┌────────

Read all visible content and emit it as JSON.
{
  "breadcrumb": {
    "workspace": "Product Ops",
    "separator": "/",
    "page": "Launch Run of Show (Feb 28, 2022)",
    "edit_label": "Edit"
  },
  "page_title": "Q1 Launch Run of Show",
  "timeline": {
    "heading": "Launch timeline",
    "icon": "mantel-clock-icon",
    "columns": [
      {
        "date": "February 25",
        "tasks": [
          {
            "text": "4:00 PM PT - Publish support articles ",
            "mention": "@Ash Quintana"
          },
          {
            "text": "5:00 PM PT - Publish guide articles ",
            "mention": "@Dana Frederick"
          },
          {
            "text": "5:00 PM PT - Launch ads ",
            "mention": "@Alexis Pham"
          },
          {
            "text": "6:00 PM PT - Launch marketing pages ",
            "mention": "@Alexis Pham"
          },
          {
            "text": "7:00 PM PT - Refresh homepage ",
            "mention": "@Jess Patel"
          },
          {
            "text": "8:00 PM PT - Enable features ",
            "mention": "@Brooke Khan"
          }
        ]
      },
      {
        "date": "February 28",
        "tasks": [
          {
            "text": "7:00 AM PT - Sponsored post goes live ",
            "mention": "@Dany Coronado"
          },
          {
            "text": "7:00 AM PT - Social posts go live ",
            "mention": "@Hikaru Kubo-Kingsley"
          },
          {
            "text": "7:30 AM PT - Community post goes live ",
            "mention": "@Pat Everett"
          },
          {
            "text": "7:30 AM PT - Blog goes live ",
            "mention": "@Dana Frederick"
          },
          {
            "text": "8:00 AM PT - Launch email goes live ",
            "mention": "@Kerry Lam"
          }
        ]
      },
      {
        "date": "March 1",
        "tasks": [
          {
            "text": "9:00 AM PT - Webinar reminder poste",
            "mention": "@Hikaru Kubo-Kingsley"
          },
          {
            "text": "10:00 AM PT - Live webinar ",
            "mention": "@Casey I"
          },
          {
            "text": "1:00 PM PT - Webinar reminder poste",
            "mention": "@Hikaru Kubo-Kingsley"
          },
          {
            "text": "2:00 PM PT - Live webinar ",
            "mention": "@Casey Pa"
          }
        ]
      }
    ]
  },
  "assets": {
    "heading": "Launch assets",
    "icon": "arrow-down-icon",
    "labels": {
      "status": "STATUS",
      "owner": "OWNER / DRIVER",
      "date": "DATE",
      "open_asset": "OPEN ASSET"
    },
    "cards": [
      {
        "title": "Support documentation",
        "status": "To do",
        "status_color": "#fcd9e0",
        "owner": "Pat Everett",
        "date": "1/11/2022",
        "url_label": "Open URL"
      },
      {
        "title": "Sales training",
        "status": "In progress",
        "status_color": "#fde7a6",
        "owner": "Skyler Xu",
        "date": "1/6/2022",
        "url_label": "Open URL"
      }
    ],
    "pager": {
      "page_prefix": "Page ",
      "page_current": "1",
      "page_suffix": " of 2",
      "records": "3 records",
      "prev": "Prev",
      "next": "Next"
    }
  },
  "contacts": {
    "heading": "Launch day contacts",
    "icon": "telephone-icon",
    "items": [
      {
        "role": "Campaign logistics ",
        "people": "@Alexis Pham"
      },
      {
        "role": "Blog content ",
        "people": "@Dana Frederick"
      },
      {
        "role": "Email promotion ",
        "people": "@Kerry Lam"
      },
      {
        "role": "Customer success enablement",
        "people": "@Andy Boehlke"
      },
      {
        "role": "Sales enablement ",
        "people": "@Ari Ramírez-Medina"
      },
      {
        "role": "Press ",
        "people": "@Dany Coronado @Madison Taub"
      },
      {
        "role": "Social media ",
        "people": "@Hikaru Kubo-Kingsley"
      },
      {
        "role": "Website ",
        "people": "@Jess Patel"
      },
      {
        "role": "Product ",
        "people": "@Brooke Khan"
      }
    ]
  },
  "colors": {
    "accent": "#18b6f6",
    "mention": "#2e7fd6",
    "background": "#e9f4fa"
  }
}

└────────

→ **Instructions for the task**: Figure out how many lines of the data above include "goes", then give the number and nothing more.

→ **Written solution**: 4